Output the records exactly as they appear, with no pictures included.

-- RECORDS FOR THE EXERCISE start --

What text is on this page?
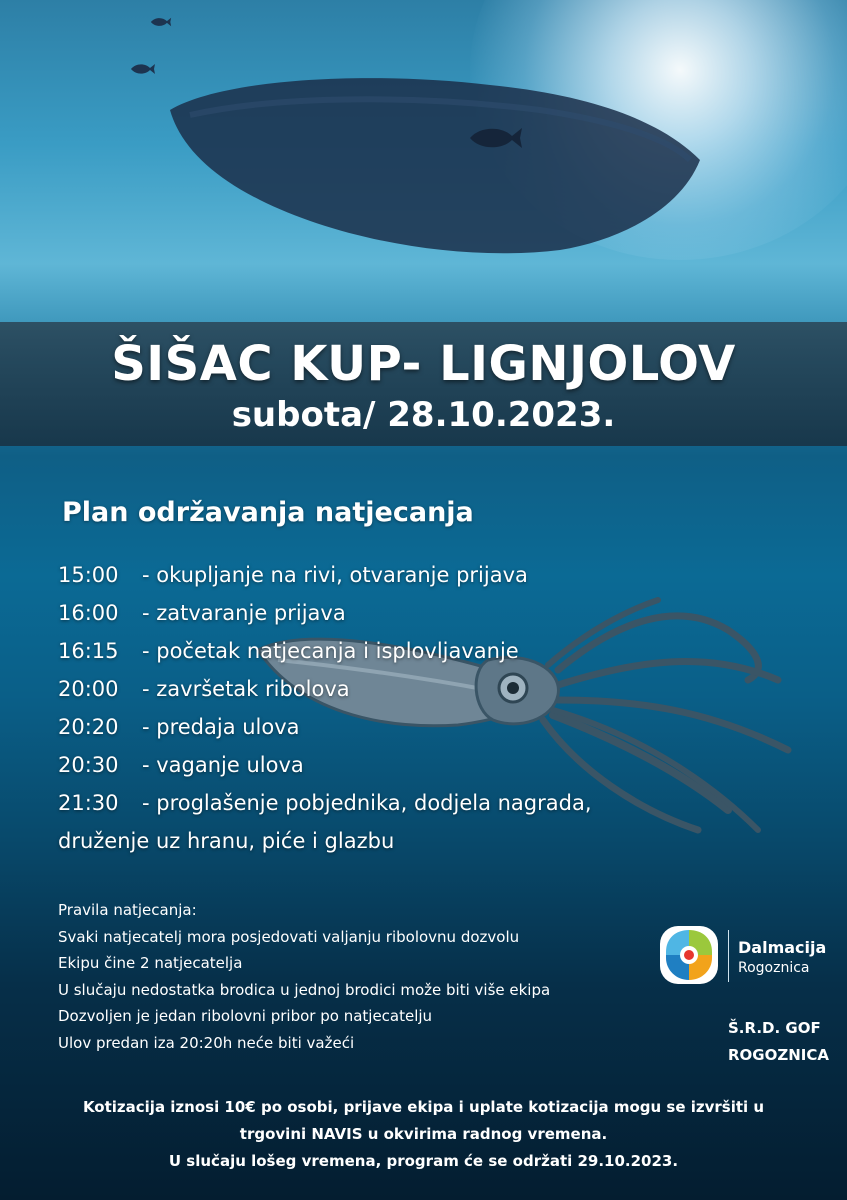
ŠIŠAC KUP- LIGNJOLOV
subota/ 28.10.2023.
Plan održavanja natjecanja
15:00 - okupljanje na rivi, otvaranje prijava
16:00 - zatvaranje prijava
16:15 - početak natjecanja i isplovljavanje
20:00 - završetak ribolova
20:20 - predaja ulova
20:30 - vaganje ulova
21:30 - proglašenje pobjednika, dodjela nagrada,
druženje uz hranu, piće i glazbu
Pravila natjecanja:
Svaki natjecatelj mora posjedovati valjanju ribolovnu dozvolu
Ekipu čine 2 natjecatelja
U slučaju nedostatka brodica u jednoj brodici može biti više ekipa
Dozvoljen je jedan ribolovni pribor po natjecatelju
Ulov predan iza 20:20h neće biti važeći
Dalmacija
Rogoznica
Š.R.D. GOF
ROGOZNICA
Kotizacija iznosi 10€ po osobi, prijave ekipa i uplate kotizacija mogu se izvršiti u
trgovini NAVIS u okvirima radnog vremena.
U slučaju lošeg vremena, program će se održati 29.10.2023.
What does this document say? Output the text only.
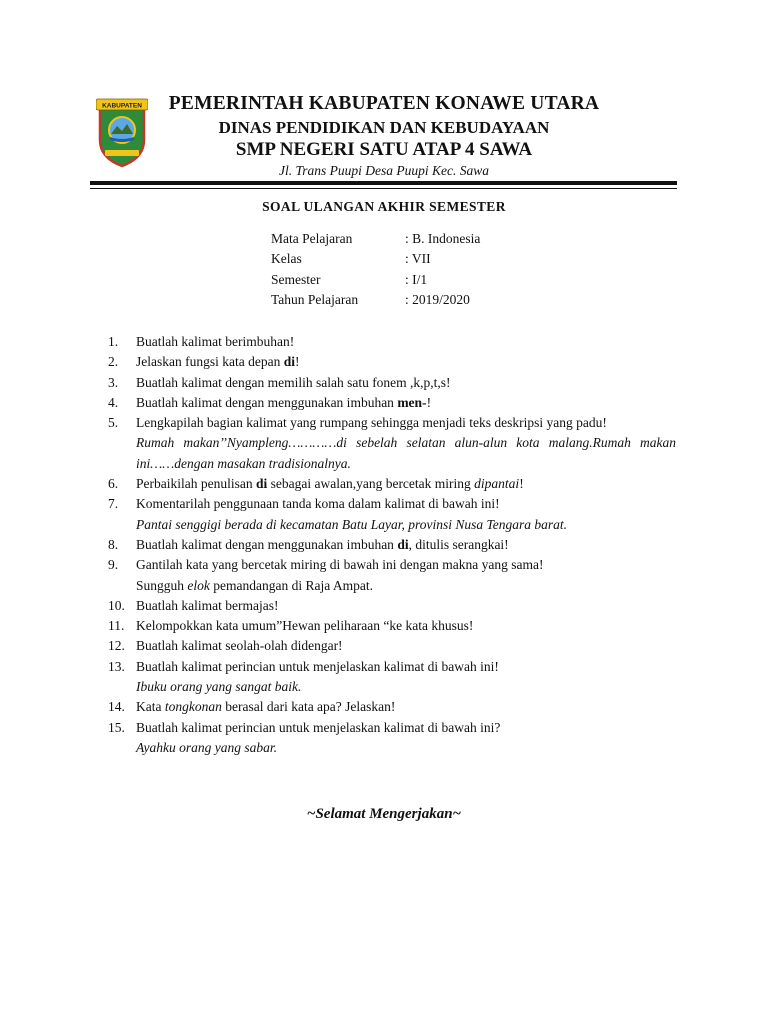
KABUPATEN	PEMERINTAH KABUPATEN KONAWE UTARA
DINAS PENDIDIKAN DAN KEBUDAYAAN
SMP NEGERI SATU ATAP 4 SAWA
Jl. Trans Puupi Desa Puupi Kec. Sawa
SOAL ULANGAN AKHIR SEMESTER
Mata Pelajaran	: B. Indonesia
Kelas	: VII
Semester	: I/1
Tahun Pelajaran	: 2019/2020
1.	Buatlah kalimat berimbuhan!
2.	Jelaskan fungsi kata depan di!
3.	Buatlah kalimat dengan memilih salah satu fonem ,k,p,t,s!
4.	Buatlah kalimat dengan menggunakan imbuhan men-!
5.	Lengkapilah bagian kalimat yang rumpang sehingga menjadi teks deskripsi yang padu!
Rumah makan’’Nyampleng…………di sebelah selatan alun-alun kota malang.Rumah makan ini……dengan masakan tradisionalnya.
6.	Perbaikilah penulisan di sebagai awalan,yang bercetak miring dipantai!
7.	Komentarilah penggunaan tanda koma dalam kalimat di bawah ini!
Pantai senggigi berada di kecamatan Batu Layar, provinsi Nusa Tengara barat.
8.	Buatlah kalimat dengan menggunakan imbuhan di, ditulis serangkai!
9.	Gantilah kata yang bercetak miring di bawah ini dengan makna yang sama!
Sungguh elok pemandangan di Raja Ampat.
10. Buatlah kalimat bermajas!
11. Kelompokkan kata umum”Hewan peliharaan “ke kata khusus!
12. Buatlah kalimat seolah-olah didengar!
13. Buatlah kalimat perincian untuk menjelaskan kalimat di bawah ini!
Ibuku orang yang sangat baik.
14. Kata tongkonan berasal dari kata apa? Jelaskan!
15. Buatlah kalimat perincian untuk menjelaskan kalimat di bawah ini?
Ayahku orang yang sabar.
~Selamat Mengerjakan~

-- RECORDS FOR THE EXERCISE end --

**IN RESPONSE:**
What text is on this page?
ŠIŠAC KUP- LIGNJOLOV
subota/ 28.10.2023.
Plan održavanja natjecanja
15:00 - okupljanje na rivi, otvaranje prijava
16:00 - zatvaranje prijava
16:15 - početak natjecanja i isplovljavanje
20:00 - završetak ribolova
20:20 - predaja ulova
20:30 - vaganje ulova
21:30 - proglašenje pobjednika, dodjela nagrada,
druženje uz hranu, piće i glazbu
Pravila natjecanja:
Svaki natjecatelj mora posjedovati valjanju ribolovnu dozvolu
Ekipu čine 2 natjecatelja
U slučaju nedostatka brodica u jednoj brodici može biti više ekipa
Dozvoljen je jedan ribolovni pribor po natjecatelju
Ulov predan iza 20:20h neće biti važeći
Dalmacija
Rogoznica
Š.R.D. GOF
ROGOZNICA
Kotizacija iznosi 10€ po osobi, prijave ekipa i uplate kotizacija mogu se izvršiti u
trgovini NAVIS u okvirima radnog vremena.
U slučaju lošeg vremena, program će se održati 29.10.2023.
What does this document say? Output the text only.
KABUPATEN	PEMERINTAH KABUPATEN KONAWE UTARA
DINAS PENDIDIKAN DAN KEBUDAYAAN
SMP NEGERI SATU ATAP 4 SAWA
Jl. Trans Puupi Desa Puupi Kec. Sawa
SOAL ULANGAN AKHIR SEMESTER
Mata Pelajaran	: B. Indonesia
Kelas	: VII
Semester	: I/1
Tahun Pelajaran	: 2019/2020
1.	Buatlah kalimat berimbuhan!
2.	Jelaskan fungsi kata depan di!
3.	Buatlah kalimat dengan memilih salah satu fonem ,k,p,t,s!
4.	Buatlah kalimat dengan menggunakan imbuhan men-!
5.	Lengkapilah bagian kalimat yang rumpang sehingga menjadi teks deskripsi yang padu!
Rumah makan’’Nyampleng…………di sebelah selatan alun-alun kota malang.Rumah makan ini……dengan masakan tradisionalnya.
6.	Perbaikilah penulisan di sebagai awalan,yang bercetak miring dipantai!
7.	Komentarilah penggunaan tanda koma dalam kalimat di bawah ini!
Pantai senggigi berada di kecamatan Batu Layar, provinsi Nusa Tengara barat.
8.	Buatlah kalimat dengan menggunakan imbuhan di, ditulis serangkai!
9.	Gantilah kata yang bercetak miring di bawah ini dengan makna yang sama!
Sungguh elok pemandangan di Raja Ampat.
10. Buatlah kalimat bermajas!
11. Kelompokkan kata umum”Hewan peliharaan “ke kata khusus!
12. Buatlah kalimat seolah-olah didengar!
13. Buatlah kalimat perincian untuk menjelaskan kalimat di bawah ini!
Ibuku orang yang sangat baik.
14. Kata tongkonan berasal dari kata apa? Jelaskan!
15. Buatlah kalimat perincian untuk menjelaskan kalimat di bawah ini?
Ayahku orang yang sabar.
~Selamat Mengerjakan~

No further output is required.